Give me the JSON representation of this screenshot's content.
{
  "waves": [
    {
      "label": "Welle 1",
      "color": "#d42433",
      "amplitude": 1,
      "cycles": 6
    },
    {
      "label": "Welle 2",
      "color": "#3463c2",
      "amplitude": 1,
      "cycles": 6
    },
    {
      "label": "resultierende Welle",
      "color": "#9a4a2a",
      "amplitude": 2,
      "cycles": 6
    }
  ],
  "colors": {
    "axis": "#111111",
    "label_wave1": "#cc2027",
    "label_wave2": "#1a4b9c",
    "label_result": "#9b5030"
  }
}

The problem
Search the data for "Welle" and list every line in which it occurs.

Answer for this exercise
      "label": "Welle 1",
      "label": "Welle 2",
      "label": "resultierende Welle",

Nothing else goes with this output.